Without the pictures, copy the entries below word for word.

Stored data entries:
— start —
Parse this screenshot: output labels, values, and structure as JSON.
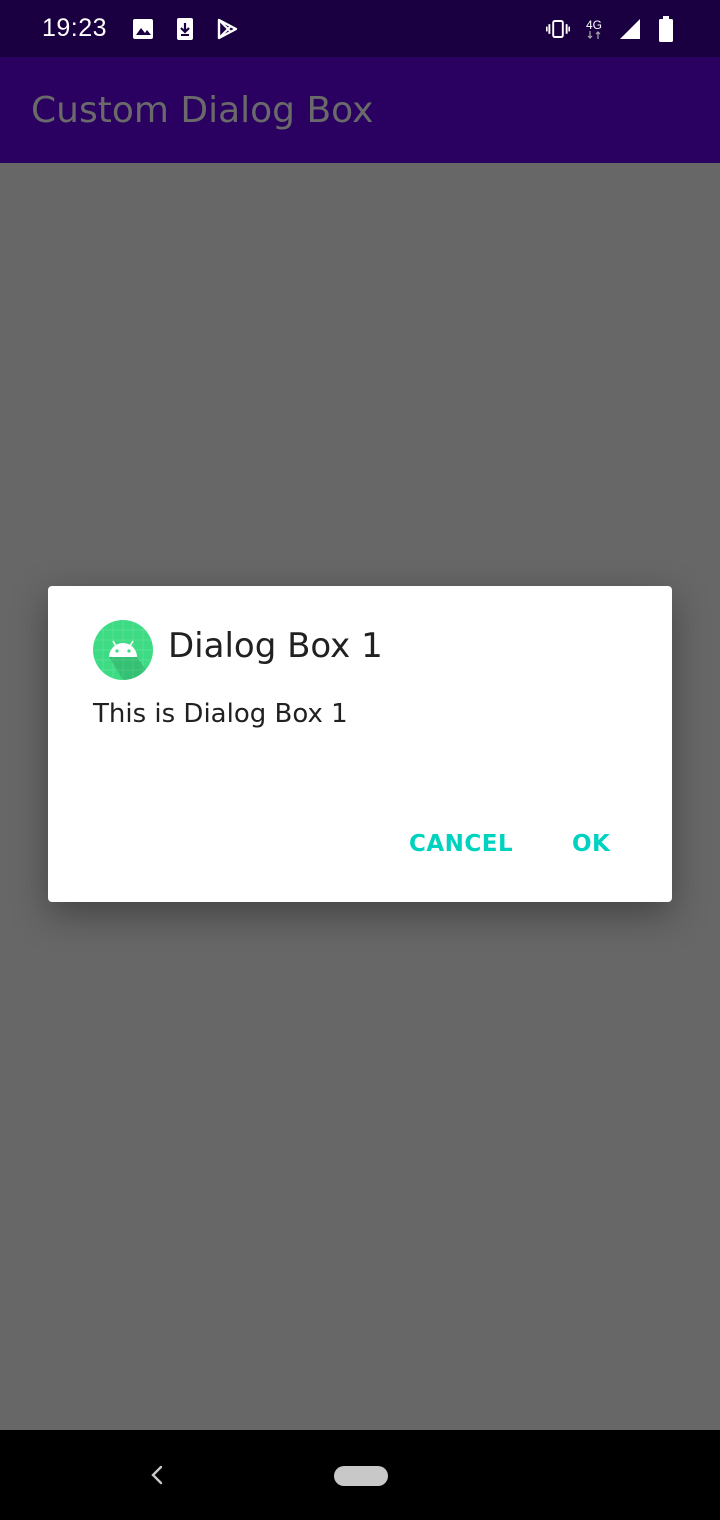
{
  "status_bar": {
    "time": "19:23",
    "left_icons": [
      "image-icon",
      "download-icon",
      "play-store-icon"
    ],
    "right_icons": [
      "vibrate-icon",
      "network-4g-icon",
      "signal-icon",
      "battery-icon"
    ],
    "network_label": "4G"
  },
  "app_bar": {
    "title": "Custom Dialog Box"
  },
  "dialog": {
    "icon": "android-icon",
    "title": "Dialog Box 1",
    "message": "This is Dialog Box 1",
    "cancel_label": "CANCEL",
    "ok_label": "OK",
    "accent_color": "#00d2c0"
  },
  "nav_bar": {
    "icons": [
      "back-icon",
      "home-pill"
    ]
  },
  "colors": {
    "status_bar": "#1a0040",
    "app_bar": "#2a0060",
    "scrim": "#676767"
  }
}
— end —
**Result for this task:**
Parse this screenshot: output labels, values, and structure as JSON.
{
  "status_bar": {
    "time": "19:23",
    "left_icons": [
      "image-icon",
      "download-icon",
      "play-store-icon"
    ],
    "right_icons": [
      "vibrate-icon",
      "network-4g-icon",
      "signal-icon",
      "battery-icon"
    ],
    "network_label": "4G"
  },
  "app_bar": {
    "title": "Custom Dialog Box"
  },
  "dialog": {
    "icon": "android-icon",
    "title": "Dialog Box 1",
    "message": "This is Dialog Box 1",
    "cancel_label": "CANCEL",
    "ok_label": "OK",
    "accent_color": "#00d2c0"
  },
  "nav_bar": {
    "icons": [
      "back-icon",
      "home-pill"
    ]
  },
  "colors": {
    "status_bar": "#1a0040",
    "app_bar": "#2a0060",
    "scrim": "#676767"
  }
}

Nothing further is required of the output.